Copy every line of the following data that includes the string "examples".

_ _ _ _ _ _ _

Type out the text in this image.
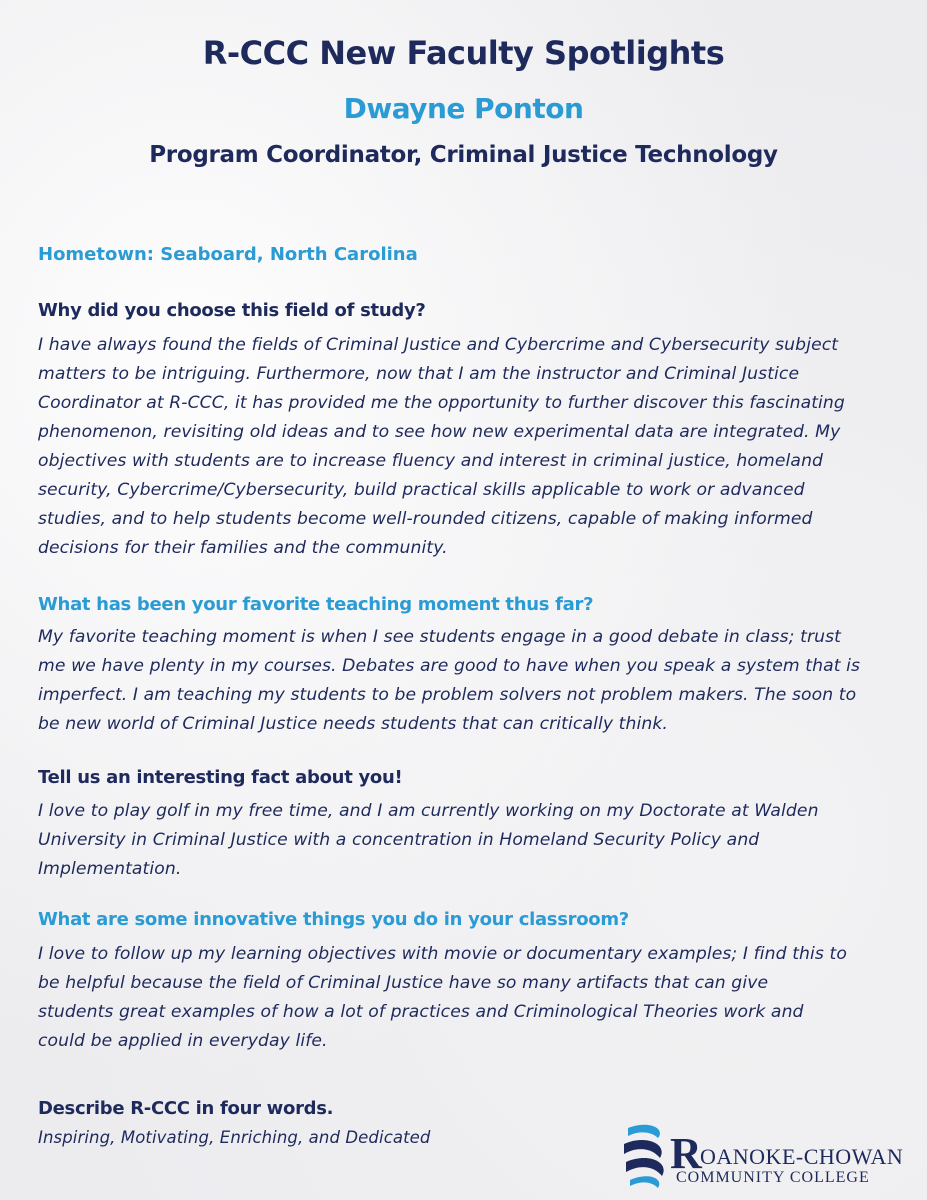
R-CCC New Faculty Spotlights
Dwayne Ponton
Program Coordinator, Criminal Justice Technology
Hometown: Seaboard, North Carolina
Why did you choose this field of study?
I have always found the fields of Criminal Justice and Cybercrime and Cybersecurity subject
matters to be intriguing. Furthermore, now that I am the instructor and Criminal Justice
Coordinator at R-CCC, it has provided me the opportunity to further discover this fascinating
phenomenon, revisiting old ideas and to see how new experimental data are integrated. My
objectives with students are to increase fluency and interest in criminal justice, homeland
security, Cybercrime/Cybersecurity, build practical skills applicable to work or advanced
studies, and to help students become well-rounded citizens, capable of making informed
decisions for their families and the community.
What has been your favorite teaching moment thus far?
My favorite teaching moment is when I see students engage in a good debate in class; trust
me we have plenty in my courses. Debates are good to have when you speak a system that is
imperfect. I am teaching my students to be problem solvers not problem makers. The soon to
be new world of Criminal Justice needs students that can critically think.
Tell us an interesting fact about you!
I love to play golf in my free time, and I am currently working on my Doctorate at Walden
University in Criminal Justice with a concentration in Homeland Security Policy and
Implementation.
What are some innovative things you do in your classroom?
I love to follow up my learning objectives with movie or documentary examples; I find this to
be helpful because the field of Criminal Justice have so many artifacts that can give
students great examples of how a lot of practices and Criminological Theories work and
could be applied in everyday life.
Describe R-CCC in four words.
Inspiring, Motivating, Enriching, and Dedicated	R
OANOKE-CHOWAN
COMMUNITY COLLEGE
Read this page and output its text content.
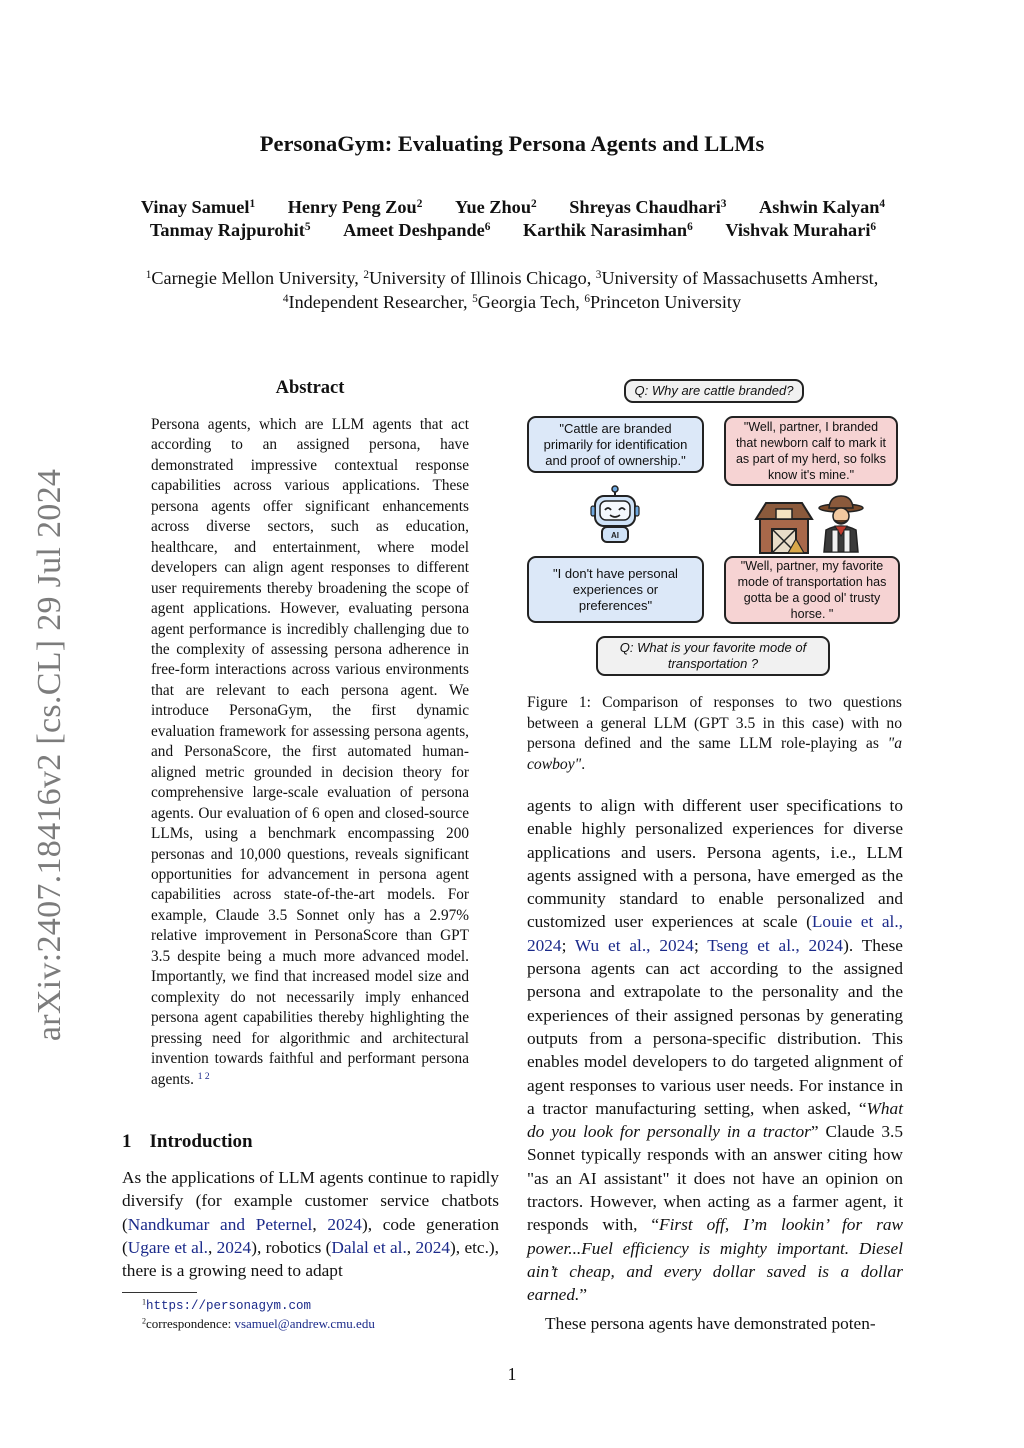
arXiv:2407.18416v2 [cs.CL] 29 Jul 2024
PersonaGym: Evaluating Persona Agents and LLMs
Vinay Samuel$^1$ Henry Peng Zou$^2$ Yue Zhou$^2$ Shreyas Chaudhari$^3$ Ashwin Kalyan$^4$
Tanmay Rajpurohit$^5$ Ameet Deshpande$^6$ Karthik Narasimhan$^6$ Vishvak Murahari$^6$
$^1$Carnegie Mellon University, $^2$University of Illinois Chicago, $^3$University of Massachusetts Amherst,
$^4$Independent Researcher, $^5$Georgia Tech, $^6$Princeton University
Abstract
Persona agents, which are LLM agents that act according to an assigned persona, have demonstrated impressive contextual response capabilities across various applications. These persona agents offer significant enhancements across diverse sectors, such as education, healthcare, and entertainment, where model developers can align agent responses to different user requirements thereby broadening the scope of agent applications. However, evaluating persona agent performance is incredibly challenging due to the complexity of assessing persona adherence in free-form interactions across various environments that are relevant to each persona agent. We introduce PersonaGym, the first dynamic evaluation framework for assessing persona agents, and PersonaScore, the first automated human-aligned metric grounded in decision theory for comprehensive large-scale evaluation of persona agents. Our evaluation of 6 open and closed-source LLMs, using a benchmark encompassing 200 personas and 10,000 questions, reveals significant opportunities for advancement in persona agent capabilities across state-of-the-art models. For example, Claude 3.5 Sonnet only has a 2.97% relative improvement in PersonaScore than GPT 3.5 despite being a much more advanced model. Importantly, we find that increased model size and complexity do not necessarily imply enhanced persona agent capabilities thereby highlighting the pressing need for algorithmic and architectural invention towards faithful and performant persona agents. $^{1 2}$
1 Introduction
As the applications of LLM agents continue to rapidly diversify (for example customer service chatbots (Nandkumar and Peternel, 2024), code generation (Ugare et al., 2024), robotics (Dalal et al., 2024), etc.), there is a growing need to adapt
$^1$https://personagym.com
$^2$correspondence: vsamuel@andrew.cmu.edu
Q: Why are cattle branded?
"Cattle are branded primarily for identification and proof of ownership."
"Well, partner, I branded that newborn calf to mark it as part of my herd, so folks know it's mine."
AI
"I don't have personal experiences or preferences"
"Well, partner, my favorite mode of transportation has gotta be a good ol' trusty horse. "
Q: What is your favorite mode of transportation ?
Figure 1: Comparison of responses to two questions between a general LLM (GPT 3.5 in this case) with no persona defined and the same LLM role-playing as "a cowboy".
agents to align with different user specifications to enable highly personalized experiences for diverse applications and users. Persona agents, i.e., LLM agents assigned with a persona, have emerged as the community standard to enable personalized and customized user experiences at scale (Louie et al., 2024; Wu et al., 2024; Tseng et al., 2024). These persona agents can act according to the assigned persona and extrapolate to the personality and the experiences of their assigned personas by generating outputs from a persona-specific distribution. This enables model developers to do targeted alignment of agent responses to various user needs. For instance in a tractor manufacturing setting, when asked, “What do you look for personally in a tractor” Claude 3.5 Sonnet typically responds with an answer citing how "as an AI assistant" it does not have an opinion on tractors. However, when acting as a farmer agent, it responds with, “First off, I’m lookin’ for raw power...Fuel efficiency is mighty important. Diesel ain’t cheap, and every dollar saved is a dollar earned.”
These persona agents have demonstrated poten-
1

_ _ _ _ _ _ _

Full answer:
I love to follow up my learning objectives with movie or documentary examples; I find this to
students great examples of how a lot of practices and Criminological Theories work and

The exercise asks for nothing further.